WHAT THE TASK ASKS:
Please copy the text on p32 and EBNA-1 below in full, word for word, from its title to its last sentence.

(DOCUMENT SECTION)

Human p32: A Coactivator for Epstein–Barr Virus Nuclear Antigen-1-Mediated Transcriptional Activation and Possible Role in Viral Latent Cycle DNA Replication

Abstract

The Epstein–Barr virus (EBV) nuclear antigen-1 (EBNA-1) is required for the maintenance of the viral chromosome in latently infected, proliferating cells and plays a role in latent cycle DNA replication. EBNA-1 also functions as a positive and negative regulator of EBV gene expression. We have investigated the interaction of EBNA-1 with p32, a host mitochondrial protein that associates with EBNA-1 in EBV-positive Burkitt's lymphoma cells. Using a chromatin immunoprecipitation assay, we found that a fraction of p32 localizes to the viral latent cycle origin of DNA replication oriP in vivo. p32 binds EBNA-1 independently of other proteins or DNA. EBNA-1 variants lacking one of two p32 binding elements did not interact stably with p32 in cultured cells and were defective for both transcriptional activation of a reporter gene linked to oriP FR and replication and/or maintenance of a plasmid bearing oriP. These results support a role for p32 in transcriptional activation by EBNA-1 and suggest that p32 plays a role in EBV latent cycle DNA replication.

(End DOCUMENT SECTION)
(INFORMATION SUPPLIED)

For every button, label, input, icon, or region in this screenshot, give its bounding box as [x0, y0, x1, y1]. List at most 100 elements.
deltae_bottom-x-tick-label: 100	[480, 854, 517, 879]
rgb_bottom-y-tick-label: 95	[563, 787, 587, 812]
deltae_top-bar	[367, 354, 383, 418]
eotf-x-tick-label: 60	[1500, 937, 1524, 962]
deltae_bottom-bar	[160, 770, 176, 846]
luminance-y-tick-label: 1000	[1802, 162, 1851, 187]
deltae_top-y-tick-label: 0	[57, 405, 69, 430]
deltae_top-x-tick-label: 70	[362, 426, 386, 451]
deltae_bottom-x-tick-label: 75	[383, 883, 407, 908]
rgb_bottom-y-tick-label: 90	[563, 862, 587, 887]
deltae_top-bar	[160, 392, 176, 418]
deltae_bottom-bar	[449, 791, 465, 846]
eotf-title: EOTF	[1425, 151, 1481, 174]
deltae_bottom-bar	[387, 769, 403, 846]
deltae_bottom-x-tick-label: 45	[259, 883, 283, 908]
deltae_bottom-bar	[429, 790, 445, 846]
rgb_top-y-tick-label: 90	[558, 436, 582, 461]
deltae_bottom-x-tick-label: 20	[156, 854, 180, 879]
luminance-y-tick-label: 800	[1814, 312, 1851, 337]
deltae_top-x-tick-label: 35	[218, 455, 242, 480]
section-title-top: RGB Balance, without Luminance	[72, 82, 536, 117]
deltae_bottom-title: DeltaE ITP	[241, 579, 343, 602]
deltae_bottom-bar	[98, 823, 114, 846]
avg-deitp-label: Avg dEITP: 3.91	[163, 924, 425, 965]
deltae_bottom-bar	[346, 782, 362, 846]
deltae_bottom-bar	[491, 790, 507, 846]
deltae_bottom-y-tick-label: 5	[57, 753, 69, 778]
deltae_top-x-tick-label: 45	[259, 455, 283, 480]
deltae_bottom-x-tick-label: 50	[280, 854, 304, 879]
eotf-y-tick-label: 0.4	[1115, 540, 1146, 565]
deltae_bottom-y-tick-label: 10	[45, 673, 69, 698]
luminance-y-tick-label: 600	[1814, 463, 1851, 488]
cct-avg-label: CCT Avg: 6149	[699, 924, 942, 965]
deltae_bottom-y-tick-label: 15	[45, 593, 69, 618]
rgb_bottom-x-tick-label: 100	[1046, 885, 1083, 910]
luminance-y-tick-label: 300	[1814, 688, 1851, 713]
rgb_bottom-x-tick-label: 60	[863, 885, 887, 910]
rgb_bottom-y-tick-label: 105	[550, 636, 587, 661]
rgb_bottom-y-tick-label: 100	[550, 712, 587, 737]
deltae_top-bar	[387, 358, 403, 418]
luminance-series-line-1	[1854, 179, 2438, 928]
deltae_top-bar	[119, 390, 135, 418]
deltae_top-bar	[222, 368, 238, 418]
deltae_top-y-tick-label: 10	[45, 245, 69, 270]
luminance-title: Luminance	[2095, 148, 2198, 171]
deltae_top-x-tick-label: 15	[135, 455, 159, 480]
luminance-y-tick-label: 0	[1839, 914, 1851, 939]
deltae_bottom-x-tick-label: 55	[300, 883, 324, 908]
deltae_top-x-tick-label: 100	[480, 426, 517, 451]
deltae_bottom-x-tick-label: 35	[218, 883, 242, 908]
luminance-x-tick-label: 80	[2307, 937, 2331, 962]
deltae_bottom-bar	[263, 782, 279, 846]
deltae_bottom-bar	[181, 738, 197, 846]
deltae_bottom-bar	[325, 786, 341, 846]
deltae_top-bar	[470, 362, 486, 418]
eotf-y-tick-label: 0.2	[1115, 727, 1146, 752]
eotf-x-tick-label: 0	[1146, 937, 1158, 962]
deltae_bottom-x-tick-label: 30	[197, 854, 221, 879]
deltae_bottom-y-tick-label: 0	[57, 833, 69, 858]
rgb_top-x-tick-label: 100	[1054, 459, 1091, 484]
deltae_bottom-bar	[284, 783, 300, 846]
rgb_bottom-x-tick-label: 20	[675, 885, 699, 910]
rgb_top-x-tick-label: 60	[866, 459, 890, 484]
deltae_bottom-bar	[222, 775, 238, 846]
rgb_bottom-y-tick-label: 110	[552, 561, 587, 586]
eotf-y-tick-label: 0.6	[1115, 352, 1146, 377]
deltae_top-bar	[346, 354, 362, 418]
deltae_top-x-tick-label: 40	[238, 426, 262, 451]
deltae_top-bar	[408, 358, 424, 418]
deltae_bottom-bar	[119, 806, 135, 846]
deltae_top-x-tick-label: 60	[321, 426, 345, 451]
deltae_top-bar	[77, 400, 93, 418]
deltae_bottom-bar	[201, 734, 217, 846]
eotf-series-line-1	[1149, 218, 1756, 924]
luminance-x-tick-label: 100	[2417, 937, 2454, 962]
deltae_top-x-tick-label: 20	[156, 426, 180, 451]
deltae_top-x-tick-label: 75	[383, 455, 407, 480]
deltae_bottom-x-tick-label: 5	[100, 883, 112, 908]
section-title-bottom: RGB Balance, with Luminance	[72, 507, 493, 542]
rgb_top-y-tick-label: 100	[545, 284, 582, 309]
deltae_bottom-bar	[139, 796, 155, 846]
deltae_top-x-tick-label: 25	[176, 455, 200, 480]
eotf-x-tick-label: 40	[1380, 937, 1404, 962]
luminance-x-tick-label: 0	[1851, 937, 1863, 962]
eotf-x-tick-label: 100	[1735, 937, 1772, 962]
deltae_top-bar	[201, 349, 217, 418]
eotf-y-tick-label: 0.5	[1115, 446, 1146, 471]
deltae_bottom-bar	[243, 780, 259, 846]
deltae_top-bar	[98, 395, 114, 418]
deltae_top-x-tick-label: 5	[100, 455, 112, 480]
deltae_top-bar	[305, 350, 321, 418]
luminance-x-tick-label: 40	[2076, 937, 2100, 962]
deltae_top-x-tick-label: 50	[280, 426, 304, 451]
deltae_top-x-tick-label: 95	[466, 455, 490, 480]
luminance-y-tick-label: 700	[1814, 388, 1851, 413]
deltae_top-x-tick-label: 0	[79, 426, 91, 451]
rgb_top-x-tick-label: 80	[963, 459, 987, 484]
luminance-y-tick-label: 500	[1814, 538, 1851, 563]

(End INFORMATION SUPPLIED)

RESPONSE BELOW:
Human p32: A Coactivator for Epstein–Barr Virus Nuclear Antigen-1-Mediated Transcriptional Activation and Possible Role in Viral Latent Cycle DNA Replication

Abstract

The Epstein–Barr virus (EBV) nuclear antigen-1 (EBNA-1) is required for the maintenance of the viral chromosome in latently infected, proliferating cells and plays a role in latent cycle DNA replication. EBNA-1 also functions as a positive and negative regulator of EBV gene expression. We have investigated the interaction of EBNA-1 with p32, a host mitochondrial protein that associates with EBNA-1 in EBV-positive Burkitt's lymphoma cells. Using a chromatin immunoprecipitation assay, we found that a fraction of p32 localizes to the viral latent cycle origin of DNA replication oriP in vivo. p32 binds EBNA-1 independently of other proteins or DNA. EBNA-1 variants lacking one of two p32 binding elements did not interact stably with p32 in cultured cells and were defective for both transcriptional activation of a reporter gene linked to oriP FR and replication and/or maintenance of a plasmid bearing oriP. These results support a role for p32 in transcriptional activation by EBNA-1 and suggest that p32 plays a role in EBV latent cycle DNA replication.